§ **TASK BRIEF**
Your task is to repeat the listing exactly.

§ **DATASET**

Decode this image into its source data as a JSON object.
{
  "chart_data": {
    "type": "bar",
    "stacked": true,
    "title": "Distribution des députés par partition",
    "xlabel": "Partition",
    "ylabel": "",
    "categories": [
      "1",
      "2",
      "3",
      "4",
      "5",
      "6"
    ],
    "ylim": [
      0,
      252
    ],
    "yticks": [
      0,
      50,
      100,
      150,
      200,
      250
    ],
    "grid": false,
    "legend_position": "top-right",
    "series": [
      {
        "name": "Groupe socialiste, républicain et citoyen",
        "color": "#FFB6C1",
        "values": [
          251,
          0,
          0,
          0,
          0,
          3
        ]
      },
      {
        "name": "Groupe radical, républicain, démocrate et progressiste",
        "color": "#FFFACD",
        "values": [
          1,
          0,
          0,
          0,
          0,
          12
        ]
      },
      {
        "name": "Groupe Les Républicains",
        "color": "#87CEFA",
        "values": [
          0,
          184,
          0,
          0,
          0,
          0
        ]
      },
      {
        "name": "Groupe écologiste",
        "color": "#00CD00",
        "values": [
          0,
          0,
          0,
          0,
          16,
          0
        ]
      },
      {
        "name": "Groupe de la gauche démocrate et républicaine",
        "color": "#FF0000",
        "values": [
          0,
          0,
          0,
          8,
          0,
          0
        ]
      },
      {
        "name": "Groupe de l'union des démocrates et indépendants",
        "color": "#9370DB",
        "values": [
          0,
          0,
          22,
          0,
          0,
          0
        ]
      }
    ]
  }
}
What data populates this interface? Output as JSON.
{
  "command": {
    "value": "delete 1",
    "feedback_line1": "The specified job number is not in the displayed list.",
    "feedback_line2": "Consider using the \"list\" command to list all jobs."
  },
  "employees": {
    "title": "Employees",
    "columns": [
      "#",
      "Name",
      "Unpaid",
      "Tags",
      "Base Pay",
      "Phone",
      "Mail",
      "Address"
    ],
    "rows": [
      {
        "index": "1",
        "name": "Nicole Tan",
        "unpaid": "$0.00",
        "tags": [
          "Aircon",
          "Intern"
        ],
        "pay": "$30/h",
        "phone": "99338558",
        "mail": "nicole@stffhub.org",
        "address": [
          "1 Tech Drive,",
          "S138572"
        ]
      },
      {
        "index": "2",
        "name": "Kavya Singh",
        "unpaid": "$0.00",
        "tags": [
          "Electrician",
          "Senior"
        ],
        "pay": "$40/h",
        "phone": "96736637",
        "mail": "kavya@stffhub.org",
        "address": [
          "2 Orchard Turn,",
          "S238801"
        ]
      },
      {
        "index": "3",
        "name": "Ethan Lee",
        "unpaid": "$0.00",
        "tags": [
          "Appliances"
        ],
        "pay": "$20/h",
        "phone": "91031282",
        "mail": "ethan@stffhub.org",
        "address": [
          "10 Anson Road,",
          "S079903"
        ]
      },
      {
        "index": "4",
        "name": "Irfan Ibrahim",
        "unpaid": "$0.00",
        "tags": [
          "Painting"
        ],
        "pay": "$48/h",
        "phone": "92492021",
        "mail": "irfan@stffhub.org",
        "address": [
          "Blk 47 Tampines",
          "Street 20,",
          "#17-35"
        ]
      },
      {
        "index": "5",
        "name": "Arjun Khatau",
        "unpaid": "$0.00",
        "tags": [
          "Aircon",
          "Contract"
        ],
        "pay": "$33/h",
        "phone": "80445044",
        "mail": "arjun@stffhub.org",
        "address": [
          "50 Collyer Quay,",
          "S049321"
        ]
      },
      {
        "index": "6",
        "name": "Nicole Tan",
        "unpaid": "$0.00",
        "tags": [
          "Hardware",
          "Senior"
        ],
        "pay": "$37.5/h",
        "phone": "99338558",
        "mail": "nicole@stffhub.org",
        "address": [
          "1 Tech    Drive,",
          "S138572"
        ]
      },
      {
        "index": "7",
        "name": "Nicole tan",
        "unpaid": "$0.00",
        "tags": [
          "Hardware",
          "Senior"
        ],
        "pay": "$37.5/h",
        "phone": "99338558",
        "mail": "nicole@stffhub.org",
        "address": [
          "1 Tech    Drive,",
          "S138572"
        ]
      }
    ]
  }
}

§ **FINAL RESULT**
Decode this image into its source data as a JSON object.
{
  "chart_data": {
    "type": "bar",
    "stacked": true,
    "title": "Distribution des députés par partition",
    "xlabel": "Partition",
    "ylabel": "",
    "categories": [
      "1",
      "2",
      "3",
      "4",
      "5",
      "6"
    ],
    "ylim": [
      0,
      252
    ],
    "yticks": [
      0,
      50,
      100,
      150,
      200,
      250
    ],
    "grid": false,
    "legend_position": "top-right",
    "series": [
      {
        "name": "Groupe socialiste, républicain et citoyen",
        "color": "#FFB6C1",
        "values": [
          251,
          0,
          0,
          0,
          0,
          3
        ]
      },
      {
        "name": "Groupe radical, républicain, démocrate et progressiste",
        "color": "#FFFACD",
        "values": [
          1,
          0,
          0,
          0,
          0,
          12
        ]
      },
      {
        "name": "Groupe Les Républicains",
        "color": "#87CEFA",
        "values": [
          0,
          184,
          0,
          0,
          0,
          0
        ]
      },
      {
        "name": "Groupe écologiste",
        "color": "#00CD00",
        "values": [
          0,
          0,
          0,
          0,
          16,
          0
        ]
      },
      {
        "name": "Groupe de la gauche démocrate et républicaine",
        "color": "#FF0000",
        "values": [
          0,
          0,
          0,
          8,
          0,
          0
        ]
      },
      {
        "name": "Groupe de l'union des démocrates et indépendants",
        "color": "#9370DB",
        "values": [
          0,
          0,
          22,
          0,
          0,
          0
        ]
      }
    ]
  }
}
What data populates this interface? Output as JSON.
{
  "command": {
    "value": "delete 1",
    "feedback_line1": "The specified job number is not in the displayed list.",
    "feedback_line2": "Consider using the \"list\" command to list all jobs."
  },
  "employees": {
    "title": "Employees",
    "columns": [
      "#",
      "Name",
      "Unpaid",
      "Tags",
      "Base Pay",
      "Phone",
      "Mail",
      "Address"
    ],
    "rows": [
      {
        "index": "1",
        "name": "Nicole Tan",
        "unpaid": "$0.00",
        "tags": [
          "Aircon",
          "Intern"
        ],
        "pay": "$30/h",
        "phone": "99338558",
        "mail": "nicole@stffhub.org",
        "address": [
          "1 Tech Drive,",
          "S138572"
        ]
      },
      {
        "index": "2",
        "name": "Kavya Singh",
        "unpaid": "$0.00",
        "tags": [
          "Electrician",
          "Senior"
        ],
        "pay": "$40/h",
        "phone": "96736637",
        "mail": "kavya@stffhub.org",
        "address": [
          "2 Orchard Turn,",
          "S238801"
        ]
      },
      {
        "index": "3",
        "name": "Ethan Lee",
        "unpaid": "$0.00",
        "tags": [
          "Appliances"
        ],
        "pay": "$20/h",
        "phone": "91031282",
        "mail": "ethan@stffhub.org",
        "address": [
          "10 Anson Road,",
          "S079903"
        ]
      },
      {
        "index": "4",
        "name": "Irfan Ibrahim",
        "unpaid": "$0.00",
        "tags": [
          "Painting"
        ],
        "pay": "$48/h",
        "phone": "92492021",
        "mail": "irfan@stffhub.org",
        "address": [
          "Blk 47 Tampines",
          "Street 20,",
          "#17-35"
        ]
      },
      {
        "index": "5",
        "name": "Arjun Khatau",
        "unpaid": "$0.00",
        "tags": [
          "Aircon",
          "Contract"
        ],
        "pay": "$33/h",
        "phone": "80445044",
        "mail": "arjun@stffhub.org",
        "address": [
          "50 Collyer Quay,",
          "S049321"
        ]
      },
      {
        "index": "6",
        "name": "Nicole Tan",
        "unpaid": "$0.00",
        "tags": [
          "Hardware",
          "Senior"
        ],
        "pay": "$37.5/h",
        "phone": "99338558",
        "mail": "nicole@stffhub.org",
        "address": [
          "1 Tech    Drive,",
          "S138572"
        ]
      },
      {
        "index": "7",
        "name": "Nicole tan",
        "unpaid": "$0.00",
        "tags": [
          "Hardware",
          "Senior"
        ],
        "pay": "$37.5/h",
        "phone": "99338558",
        "mail": "nicole@stffhub.org",
        "address": [
          "1 Tech    Drive,",
          "S138572"
        ]
      }
    ]
  }
}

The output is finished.